┌──

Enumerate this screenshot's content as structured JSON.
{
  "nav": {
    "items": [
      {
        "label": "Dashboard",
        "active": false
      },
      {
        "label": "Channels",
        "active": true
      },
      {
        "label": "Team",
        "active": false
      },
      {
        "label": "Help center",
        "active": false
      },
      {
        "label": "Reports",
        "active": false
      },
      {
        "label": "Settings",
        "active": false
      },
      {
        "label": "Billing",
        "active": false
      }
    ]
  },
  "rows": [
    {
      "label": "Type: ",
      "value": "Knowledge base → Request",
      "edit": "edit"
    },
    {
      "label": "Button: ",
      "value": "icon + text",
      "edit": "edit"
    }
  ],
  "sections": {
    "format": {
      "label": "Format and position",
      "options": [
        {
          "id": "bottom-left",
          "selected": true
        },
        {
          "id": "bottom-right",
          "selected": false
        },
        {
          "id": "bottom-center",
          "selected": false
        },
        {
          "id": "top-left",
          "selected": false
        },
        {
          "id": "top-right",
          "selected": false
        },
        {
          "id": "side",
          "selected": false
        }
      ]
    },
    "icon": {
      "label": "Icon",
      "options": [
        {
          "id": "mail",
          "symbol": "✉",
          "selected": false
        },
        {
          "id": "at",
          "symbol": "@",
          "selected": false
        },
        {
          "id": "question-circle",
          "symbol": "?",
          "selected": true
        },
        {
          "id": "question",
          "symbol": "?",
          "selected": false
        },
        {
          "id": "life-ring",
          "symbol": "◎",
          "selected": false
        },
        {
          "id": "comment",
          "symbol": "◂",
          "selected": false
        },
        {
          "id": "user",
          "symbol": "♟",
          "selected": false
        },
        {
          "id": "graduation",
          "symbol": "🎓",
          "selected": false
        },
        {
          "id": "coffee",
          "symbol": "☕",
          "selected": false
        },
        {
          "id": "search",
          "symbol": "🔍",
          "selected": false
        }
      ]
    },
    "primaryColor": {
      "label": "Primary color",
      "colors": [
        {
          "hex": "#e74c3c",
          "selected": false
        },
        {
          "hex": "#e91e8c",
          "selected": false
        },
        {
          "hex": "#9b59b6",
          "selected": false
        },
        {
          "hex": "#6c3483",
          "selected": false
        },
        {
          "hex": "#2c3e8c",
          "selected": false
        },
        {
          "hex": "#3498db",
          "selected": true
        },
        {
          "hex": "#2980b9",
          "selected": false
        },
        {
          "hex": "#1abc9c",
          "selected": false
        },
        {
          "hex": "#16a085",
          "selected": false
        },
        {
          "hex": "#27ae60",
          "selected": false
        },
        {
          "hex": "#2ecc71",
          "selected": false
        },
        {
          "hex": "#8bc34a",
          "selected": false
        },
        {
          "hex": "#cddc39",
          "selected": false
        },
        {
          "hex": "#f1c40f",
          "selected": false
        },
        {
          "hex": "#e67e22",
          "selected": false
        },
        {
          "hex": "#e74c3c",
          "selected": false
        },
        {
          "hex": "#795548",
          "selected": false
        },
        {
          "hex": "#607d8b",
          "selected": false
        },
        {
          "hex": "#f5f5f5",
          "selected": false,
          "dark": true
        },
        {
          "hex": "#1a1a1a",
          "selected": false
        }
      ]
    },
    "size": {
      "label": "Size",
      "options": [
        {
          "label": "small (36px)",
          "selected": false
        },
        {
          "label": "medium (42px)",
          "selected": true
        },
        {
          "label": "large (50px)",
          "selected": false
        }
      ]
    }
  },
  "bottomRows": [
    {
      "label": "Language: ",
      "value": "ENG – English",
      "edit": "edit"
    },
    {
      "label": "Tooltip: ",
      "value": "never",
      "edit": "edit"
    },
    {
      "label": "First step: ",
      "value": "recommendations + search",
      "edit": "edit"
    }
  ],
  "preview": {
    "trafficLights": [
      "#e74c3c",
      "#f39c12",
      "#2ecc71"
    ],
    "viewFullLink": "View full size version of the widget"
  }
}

└──

**Exercise aim**
Gather and return every line that holds the string "value".

**Task solution**
      "value": "Knowledge base → Request",
      "value": "icon + text",
      "value": "ENG – English",
      "value": "never",
      "value": "recommendations + search",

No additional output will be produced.